Directions for this task – Copy out each line that mentions the word "passed".

Stored data entries
• • •

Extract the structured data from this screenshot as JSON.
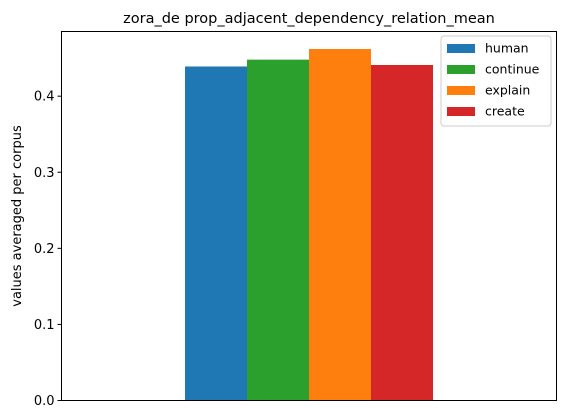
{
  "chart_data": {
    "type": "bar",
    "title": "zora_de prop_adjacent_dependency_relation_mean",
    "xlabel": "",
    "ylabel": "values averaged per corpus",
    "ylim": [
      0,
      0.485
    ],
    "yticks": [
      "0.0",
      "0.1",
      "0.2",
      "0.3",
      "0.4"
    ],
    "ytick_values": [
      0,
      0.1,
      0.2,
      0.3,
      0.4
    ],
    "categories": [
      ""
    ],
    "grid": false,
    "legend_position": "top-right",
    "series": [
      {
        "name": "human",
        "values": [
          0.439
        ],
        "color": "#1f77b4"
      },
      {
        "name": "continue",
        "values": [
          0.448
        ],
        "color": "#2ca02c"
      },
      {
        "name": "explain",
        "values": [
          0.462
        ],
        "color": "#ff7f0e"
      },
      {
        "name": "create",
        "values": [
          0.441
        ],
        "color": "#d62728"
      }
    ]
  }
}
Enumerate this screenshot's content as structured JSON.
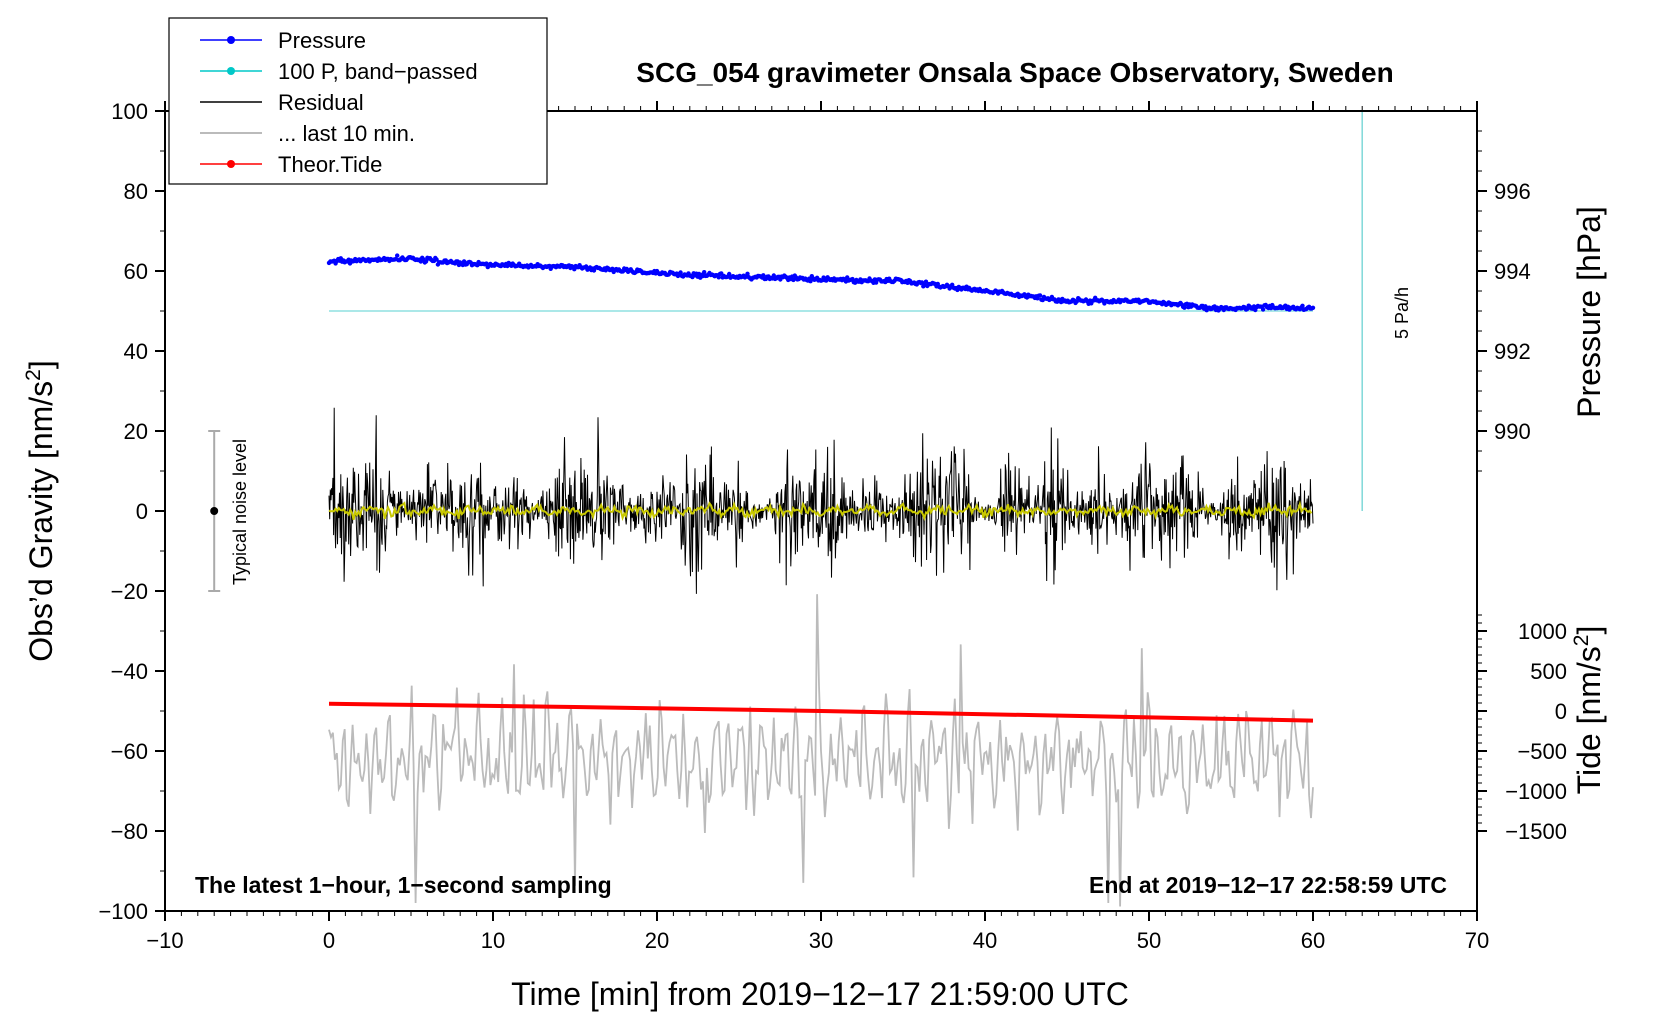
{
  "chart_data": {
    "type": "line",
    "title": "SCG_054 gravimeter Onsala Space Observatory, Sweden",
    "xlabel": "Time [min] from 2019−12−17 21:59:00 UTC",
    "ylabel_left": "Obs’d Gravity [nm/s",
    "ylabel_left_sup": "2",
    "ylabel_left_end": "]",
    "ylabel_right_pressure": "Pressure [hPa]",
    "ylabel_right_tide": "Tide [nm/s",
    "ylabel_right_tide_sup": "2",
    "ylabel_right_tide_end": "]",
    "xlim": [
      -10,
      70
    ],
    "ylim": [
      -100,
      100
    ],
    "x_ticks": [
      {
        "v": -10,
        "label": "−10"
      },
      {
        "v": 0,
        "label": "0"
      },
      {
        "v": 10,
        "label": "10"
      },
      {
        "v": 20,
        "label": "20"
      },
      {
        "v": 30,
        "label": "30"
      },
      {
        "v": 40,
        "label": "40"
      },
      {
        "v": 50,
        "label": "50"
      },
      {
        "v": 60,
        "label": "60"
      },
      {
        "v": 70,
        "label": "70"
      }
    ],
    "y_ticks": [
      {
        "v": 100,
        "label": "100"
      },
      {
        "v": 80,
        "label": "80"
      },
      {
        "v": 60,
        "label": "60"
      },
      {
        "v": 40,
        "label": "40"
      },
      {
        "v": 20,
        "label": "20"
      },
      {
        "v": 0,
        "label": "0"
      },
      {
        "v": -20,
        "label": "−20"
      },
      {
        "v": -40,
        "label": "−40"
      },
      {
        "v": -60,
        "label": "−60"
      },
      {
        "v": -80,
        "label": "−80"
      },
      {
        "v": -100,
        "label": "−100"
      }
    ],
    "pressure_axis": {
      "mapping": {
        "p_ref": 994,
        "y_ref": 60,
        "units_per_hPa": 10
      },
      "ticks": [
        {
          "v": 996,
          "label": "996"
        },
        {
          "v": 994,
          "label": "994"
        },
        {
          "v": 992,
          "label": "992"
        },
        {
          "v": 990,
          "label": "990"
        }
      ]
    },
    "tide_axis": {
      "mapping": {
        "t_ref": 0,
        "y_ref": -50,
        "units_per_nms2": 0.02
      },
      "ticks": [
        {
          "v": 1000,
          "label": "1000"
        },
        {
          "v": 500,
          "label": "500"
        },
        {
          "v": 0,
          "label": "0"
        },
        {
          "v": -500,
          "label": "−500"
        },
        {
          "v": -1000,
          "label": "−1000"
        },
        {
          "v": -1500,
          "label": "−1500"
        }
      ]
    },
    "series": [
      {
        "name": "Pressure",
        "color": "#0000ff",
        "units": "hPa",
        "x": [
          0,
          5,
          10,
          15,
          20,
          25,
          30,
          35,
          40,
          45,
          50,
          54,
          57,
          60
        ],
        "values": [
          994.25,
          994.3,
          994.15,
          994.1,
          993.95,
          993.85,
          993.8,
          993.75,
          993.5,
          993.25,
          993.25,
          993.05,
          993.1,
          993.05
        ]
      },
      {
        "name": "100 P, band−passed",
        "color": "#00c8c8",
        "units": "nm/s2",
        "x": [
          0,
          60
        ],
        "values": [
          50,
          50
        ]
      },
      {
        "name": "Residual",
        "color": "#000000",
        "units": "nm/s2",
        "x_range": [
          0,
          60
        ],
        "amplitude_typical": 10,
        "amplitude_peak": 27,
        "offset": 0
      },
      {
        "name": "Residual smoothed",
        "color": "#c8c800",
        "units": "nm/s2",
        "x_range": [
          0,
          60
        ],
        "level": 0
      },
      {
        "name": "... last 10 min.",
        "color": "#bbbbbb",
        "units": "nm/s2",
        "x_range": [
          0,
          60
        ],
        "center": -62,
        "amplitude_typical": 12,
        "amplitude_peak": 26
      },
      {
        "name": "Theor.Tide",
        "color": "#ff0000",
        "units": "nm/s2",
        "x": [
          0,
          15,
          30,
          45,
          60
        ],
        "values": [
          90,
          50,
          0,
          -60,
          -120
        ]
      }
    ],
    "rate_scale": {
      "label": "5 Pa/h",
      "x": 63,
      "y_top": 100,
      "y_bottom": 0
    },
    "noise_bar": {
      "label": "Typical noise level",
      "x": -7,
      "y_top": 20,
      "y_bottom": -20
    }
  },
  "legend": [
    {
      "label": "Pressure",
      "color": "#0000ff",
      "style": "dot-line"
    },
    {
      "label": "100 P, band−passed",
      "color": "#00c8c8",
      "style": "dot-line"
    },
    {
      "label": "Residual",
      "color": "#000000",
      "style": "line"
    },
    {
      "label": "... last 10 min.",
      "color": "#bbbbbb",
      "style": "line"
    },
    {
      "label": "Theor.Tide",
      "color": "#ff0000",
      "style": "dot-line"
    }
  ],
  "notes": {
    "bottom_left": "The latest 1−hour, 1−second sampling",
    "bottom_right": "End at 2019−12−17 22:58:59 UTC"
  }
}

• • •

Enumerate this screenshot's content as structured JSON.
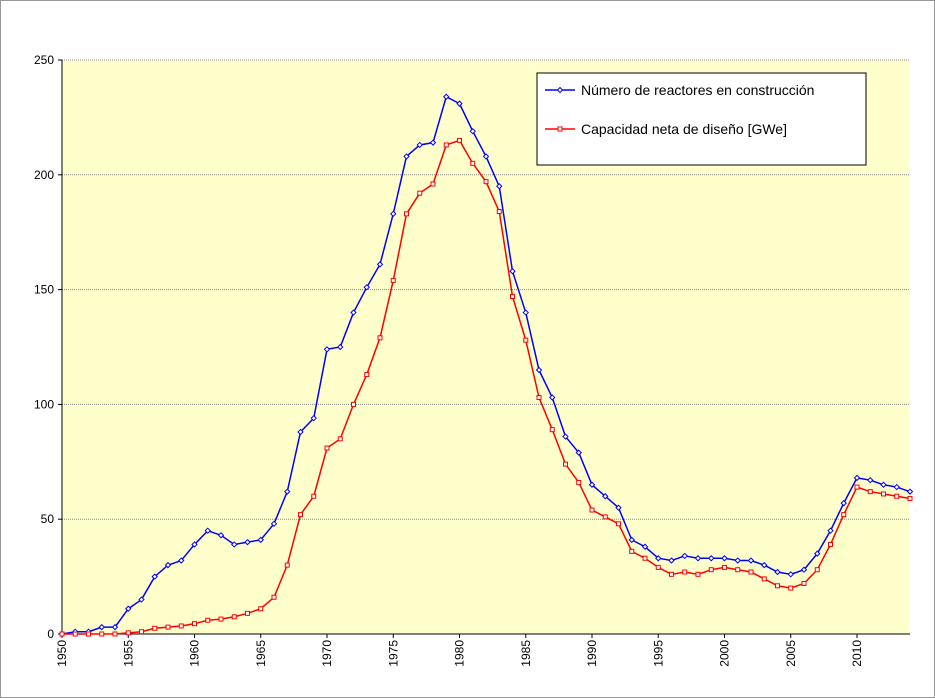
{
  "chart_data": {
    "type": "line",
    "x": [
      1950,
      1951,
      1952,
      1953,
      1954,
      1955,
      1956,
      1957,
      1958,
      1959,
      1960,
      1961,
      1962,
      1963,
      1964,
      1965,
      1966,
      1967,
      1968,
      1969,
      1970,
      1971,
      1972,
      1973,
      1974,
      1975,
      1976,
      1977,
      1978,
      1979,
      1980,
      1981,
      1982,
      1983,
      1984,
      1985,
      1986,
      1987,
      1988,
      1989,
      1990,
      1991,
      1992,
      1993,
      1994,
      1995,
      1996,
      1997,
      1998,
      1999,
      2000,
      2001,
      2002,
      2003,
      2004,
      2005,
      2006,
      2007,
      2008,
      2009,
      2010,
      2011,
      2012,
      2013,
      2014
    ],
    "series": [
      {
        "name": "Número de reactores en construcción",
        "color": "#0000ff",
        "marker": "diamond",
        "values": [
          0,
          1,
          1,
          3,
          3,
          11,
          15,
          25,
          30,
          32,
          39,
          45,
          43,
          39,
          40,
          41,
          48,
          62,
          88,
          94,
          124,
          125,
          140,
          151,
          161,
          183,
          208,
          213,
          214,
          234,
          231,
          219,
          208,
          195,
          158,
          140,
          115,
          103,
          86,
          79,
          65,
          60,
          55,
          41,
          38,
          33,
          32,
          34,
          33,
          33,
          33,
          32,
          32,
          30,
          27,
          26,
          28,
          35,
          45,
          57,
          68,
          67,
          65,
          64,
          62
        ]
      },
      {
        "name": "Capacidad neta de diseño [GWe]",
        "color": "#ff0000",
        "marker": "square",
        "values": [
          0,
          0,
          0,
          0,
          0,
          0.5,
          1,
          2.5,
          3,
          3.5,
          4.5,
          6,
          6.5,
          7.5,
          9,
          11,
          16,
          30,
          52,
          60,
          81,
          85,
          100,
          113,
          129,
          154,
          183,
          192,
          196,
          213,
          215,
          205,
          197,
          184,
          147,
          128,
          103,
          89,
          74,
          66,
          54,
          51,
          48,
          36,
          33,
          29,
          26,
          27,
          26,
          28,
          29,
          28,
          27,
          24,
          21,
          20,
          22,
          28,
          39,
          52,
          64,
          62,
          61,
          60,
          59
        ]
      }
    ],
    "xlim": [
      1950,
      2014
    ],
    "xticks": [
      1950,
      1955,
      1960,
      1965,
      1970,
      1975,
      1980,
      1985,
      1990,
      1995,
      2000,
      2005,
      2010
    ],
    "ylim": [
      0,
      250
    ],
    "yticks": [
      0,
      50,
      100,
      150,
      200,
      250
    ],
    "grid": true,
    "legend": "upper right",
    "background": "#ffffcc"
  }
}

• • •

Right answer –
        "name": "100 P, band−passed",
      "label": "100 P, band−passed",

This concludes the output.